Figure record extracts:

===============

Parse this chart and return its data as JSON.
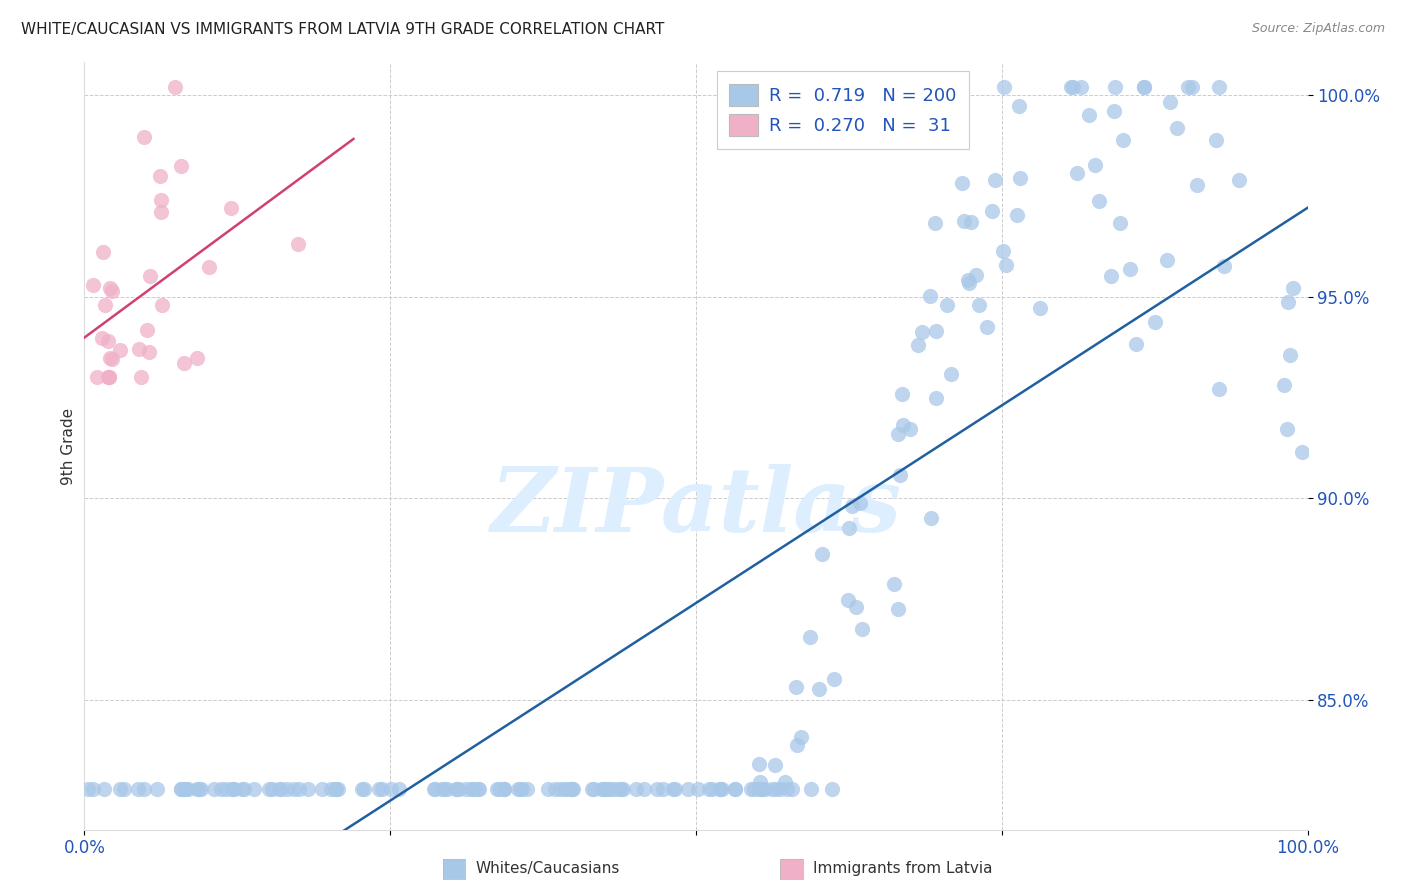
{
  "title": "WHITE/CAUCASIAN VS IMMIGRANTS FROM LATVIA 9TH GRADE CORRELATION CHART",
  "source": "Source: ZipAtlas.com",
  "ylabel": "9th Grade",
  "watermark": "ZIPatlas",
  "blue_R": 0.719,
  "blue_N": 200,
  "pink_R": 0.27,
  "pink_N": 31,
  "blue_color": "#a8c8e8",
  "pink_color": "#f0b0c8",
  "blue_line_color": "#2060a0",
  "pink_line_color": "#d04070",
  "legend_text_color": "#2255bb",
  "title_color": "#222222",
  "grid_color": "#cccccc",
  "axis_label_color": "#2255bb",
  "background_color": "#ffffff",
  "xlim": [
    0.0,
    1.0
  ],
  "ylim": [
    0.818,
    1.008
  ],
  "yticks": [
    0.85,
    0.9,
    0.95,
    1.0
  ],
  "ytick_labels": [
    "85.0%",
    "90.0%",
    "95.0%",
    "100.0%"
  ]
}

===============

Stated goal: The listing above must be printed again exactly, minus its pictures.

Result of the exercise:
Parse this chart and return its data as JSON.
{
  "title": "WHITE/CAUCASIAN VS IMMIGRANTS FROM LATVIA 9TH GRADE CORRELATION CHART",
  "source": "Source: ZipAtlas.com",
  "ylabel": "9th Grade",
  "watermark": "ZIPatlas",
  "blue_R": 0.719,
  "blue_N": 200,
  "pink_R": 0.27,
  "pink_N": 31,
  "blue_color": "#a8c8e8",
  "pink_color": "#f0b0c8",
  "blue_line_color": "#2060a0",
  "pink_line_color": "#d04070",
  "legend_text_color": "#2255bb",
  "title_color": "#222222",
  "grid_color": "#cccccc",
  "axis_label_color": "#2255bb",
  "background_color": "#ffffff",
  "xlim": [
    0.0,
    1.0
  ],
  "ylim": [
    0.818,
    1.008
  ],
  "yticks": [
    0.85,
    0.9,
    0.95,
    1.0
  ],
  "ytick_labels": [
    "85.0%",
    "90.0%",
    "95.0%",
    "100.0%"
  ]
}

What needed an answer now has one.